* Stated exercise *
Copy each line of the data below with the word "热门管理".

======== Records for the task ========

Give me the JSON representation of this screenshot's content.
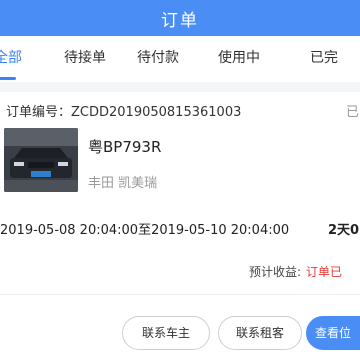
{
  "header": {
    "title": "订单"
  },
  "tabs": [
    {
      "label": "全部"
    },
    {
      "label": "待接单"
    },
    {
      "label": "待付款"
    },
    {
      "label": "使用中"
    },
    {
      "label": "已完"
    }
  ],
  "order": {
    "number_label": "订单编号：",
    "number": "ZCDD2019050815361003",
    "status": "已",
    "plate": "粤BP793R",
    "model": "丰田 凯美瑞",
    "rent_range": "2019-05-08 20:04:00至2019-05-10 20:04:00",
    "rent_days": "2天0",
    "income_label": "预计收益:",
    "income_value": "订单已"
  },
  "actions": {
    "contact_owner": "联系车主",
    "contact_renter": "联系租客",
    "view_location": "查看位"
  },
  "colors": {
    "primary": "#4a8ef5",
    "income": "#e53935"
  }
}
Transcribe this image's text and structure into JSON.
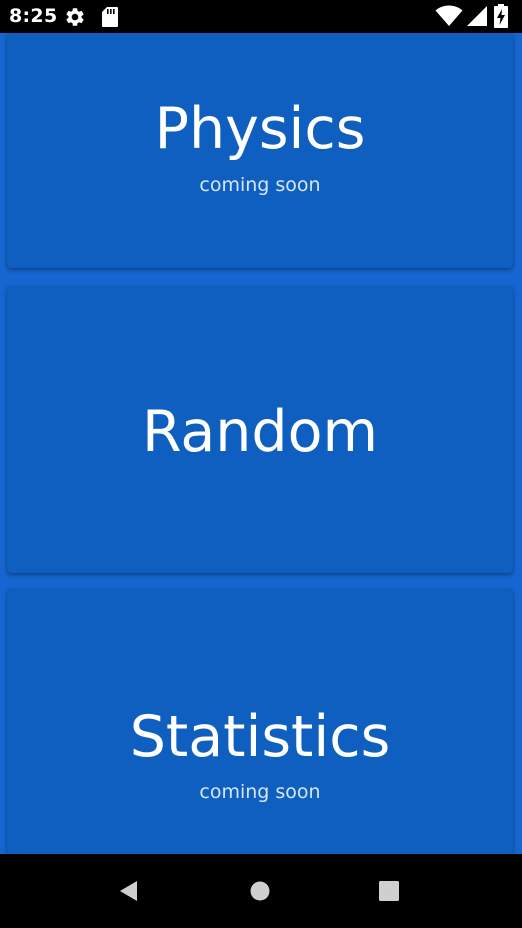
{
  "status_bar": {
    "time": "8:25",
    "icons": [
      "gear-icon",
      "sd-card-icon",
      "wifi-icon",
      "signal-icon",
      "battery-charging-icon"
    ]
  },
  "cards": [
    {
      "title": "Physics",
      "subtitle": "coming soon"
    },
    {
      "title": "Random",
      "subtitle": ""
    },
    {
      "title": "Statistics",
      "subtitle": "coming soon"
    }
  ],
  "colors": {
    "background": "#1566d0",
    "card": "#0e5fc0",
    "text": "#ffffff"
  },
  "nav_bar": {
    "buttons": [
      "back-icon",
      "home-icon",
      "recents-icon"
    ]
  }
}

========
======== Records for the task ========

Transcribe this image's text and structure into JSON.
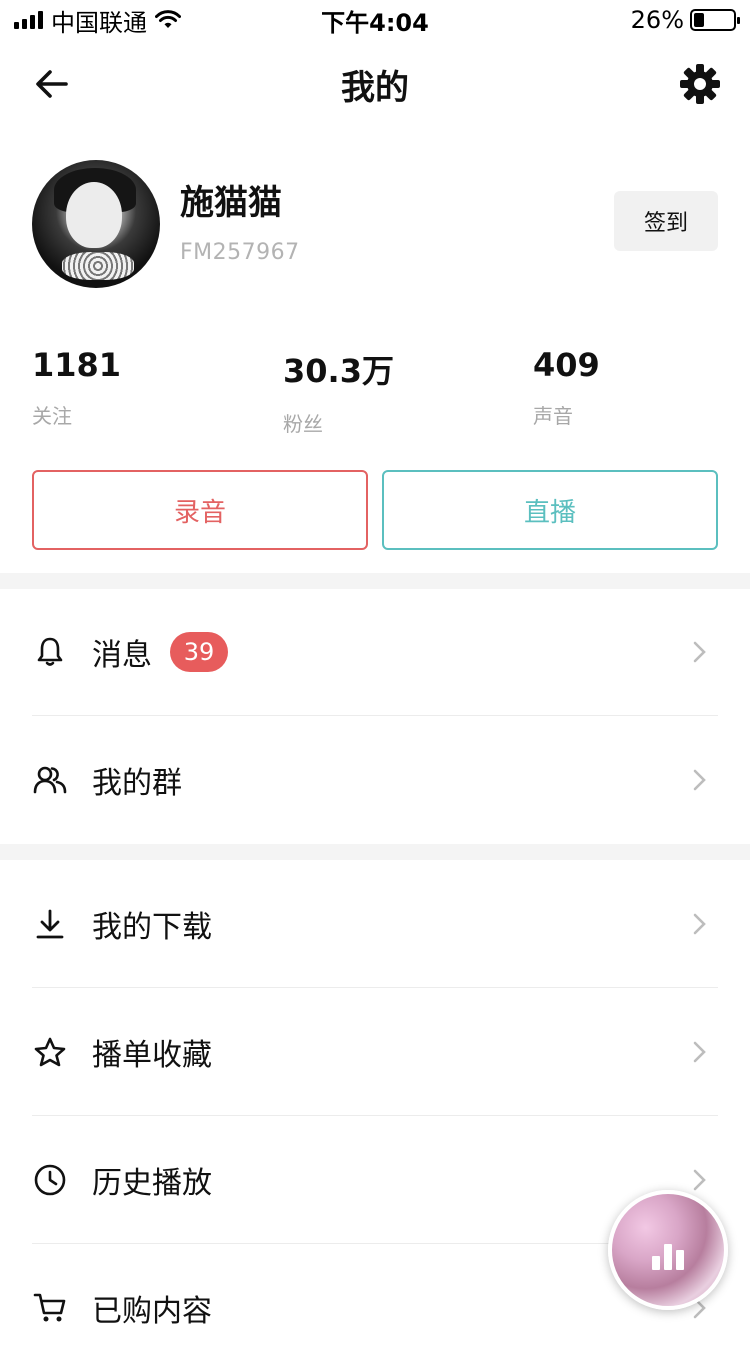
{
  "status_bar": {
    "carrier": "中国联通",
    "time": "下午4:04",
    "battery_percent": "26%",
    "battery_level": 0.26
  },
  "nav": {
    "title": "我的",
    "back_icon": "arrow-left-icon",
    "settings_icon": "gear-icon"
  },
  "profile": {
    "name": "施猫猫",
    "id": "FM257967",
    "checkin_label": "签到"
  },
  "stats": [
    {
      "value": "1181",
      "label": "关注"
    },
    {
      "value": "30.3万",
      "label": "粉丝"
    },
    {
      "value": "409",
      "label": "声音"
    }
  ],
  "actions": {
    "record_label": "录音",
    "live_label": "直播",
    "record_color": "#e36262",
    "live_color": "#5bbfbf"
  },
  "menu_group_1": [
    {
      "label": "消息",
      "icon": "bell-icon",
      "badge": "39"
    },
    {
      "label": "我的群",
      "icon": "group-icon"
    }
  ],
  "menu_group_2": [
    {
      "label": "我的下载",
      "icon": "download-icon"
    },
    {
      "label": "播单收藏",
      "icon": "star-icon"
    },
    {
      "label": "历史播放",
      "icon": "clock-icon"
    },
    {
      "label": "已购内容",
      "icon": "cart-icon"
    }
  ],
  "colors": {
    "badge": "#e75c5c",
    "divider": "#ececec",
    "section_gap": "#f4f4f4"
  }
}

========
======== Records for the task ========

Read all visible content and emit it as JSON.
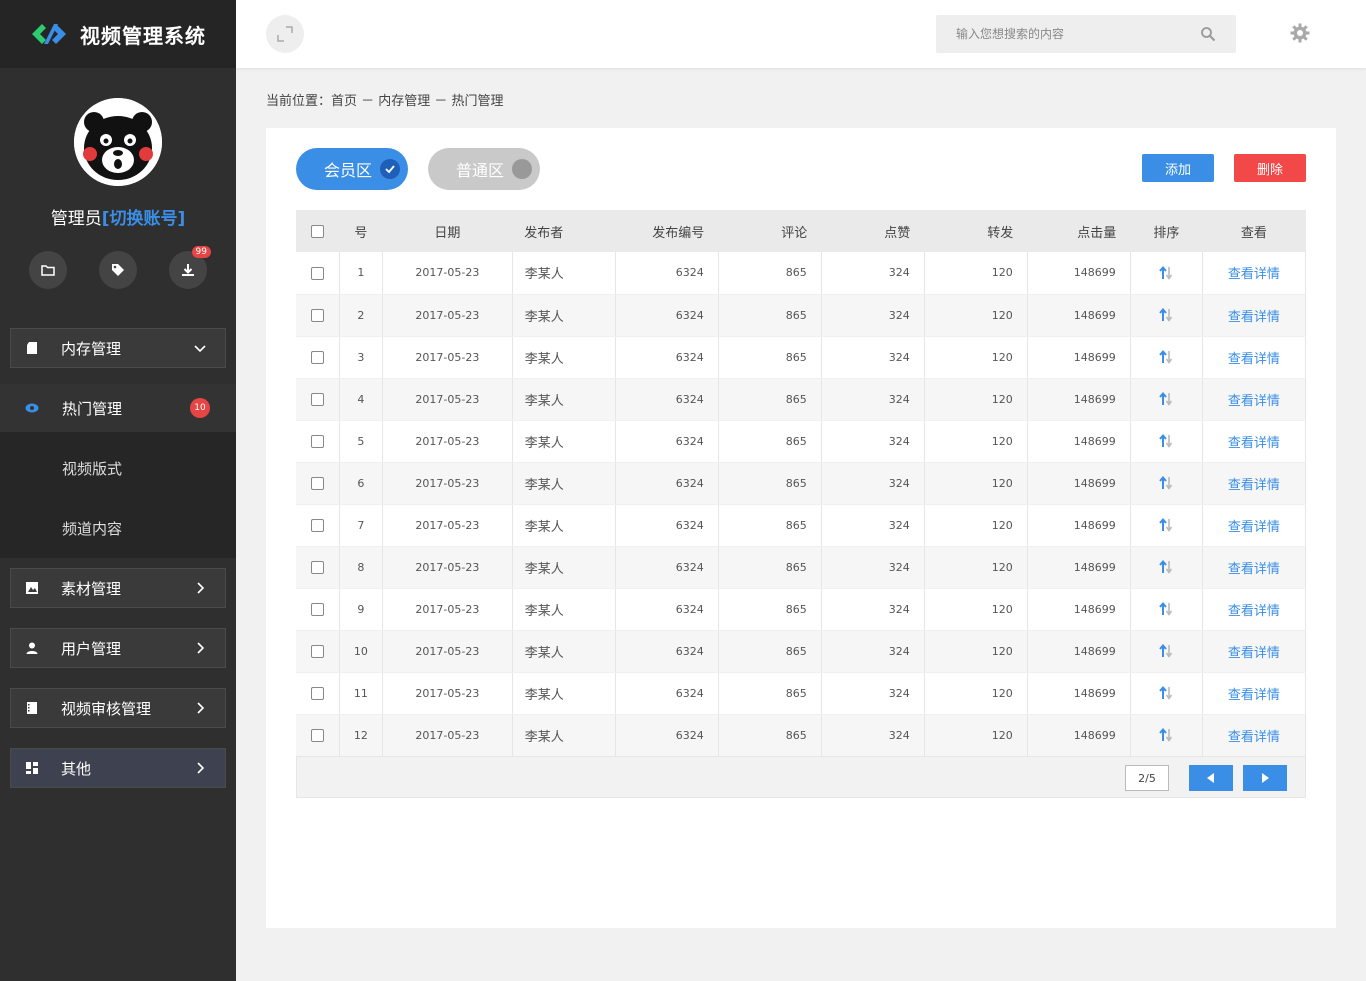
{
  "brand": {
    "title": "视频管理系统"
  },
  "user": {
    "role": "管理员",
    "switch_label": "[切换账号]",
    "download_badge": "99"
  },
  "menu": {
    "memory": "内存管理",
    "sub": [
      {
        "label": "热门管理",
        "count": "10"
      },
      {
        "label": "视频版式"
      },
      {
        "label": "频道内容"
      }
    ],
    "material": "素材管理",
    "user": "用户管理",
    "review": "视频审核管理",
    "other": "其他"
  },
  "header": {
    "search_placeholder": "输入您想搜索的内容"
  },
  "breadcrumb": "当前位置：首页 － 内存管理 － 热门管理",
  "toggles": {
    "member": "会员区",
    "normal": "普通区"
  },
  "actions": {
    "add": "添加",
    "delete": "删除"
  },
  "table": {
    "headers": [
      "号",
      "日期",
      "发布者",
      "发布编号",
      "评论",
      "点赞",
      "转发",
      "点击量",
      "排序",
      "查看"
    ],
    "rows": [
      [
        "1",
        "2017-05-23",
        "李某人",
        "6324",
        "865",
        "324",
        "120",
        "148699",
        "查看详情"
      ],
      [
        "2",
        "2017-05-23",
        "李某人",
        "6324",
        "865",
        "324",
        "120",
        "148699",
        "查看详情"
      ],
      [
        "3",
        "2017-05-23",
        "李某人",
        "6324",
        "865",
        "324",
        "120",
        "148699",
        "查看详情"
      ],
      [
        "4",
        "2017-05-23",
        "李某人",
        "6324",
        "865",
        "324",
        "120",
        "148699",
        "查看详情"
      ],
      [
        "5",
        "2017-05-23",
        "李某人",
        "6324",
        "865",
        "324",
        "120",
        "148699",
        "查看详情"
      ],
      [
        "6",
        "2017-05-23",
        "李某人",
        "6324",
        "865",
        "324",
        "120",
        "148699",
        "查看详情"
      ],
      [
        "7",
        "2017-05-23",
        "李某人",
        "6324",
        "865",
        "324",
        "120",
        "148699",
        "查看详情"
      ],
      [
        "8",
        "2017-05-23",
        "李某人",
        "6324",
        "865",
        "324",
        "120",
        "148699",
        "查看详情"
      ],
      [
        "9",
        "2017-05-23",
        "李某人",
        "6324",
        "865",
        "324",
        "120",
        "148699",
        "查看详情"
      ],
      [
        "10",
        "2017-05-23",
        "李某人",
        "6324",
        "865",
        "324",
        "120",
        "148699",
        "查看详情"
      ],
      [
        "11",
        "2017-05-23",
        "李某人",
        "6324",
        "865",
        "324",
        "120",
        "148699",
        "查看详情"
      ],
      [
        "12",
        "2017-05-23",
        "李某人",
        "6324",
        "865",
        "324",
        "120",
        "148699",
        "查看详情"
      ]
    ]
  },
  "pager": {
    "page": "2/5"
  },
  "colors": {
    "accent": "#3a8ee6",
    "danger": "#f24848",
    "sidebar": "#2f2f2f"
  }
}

========

* Reply *
        "label": "热门管理",
  "breadcrumb": "当前位置：首页 － 内存管理 － 热门管理",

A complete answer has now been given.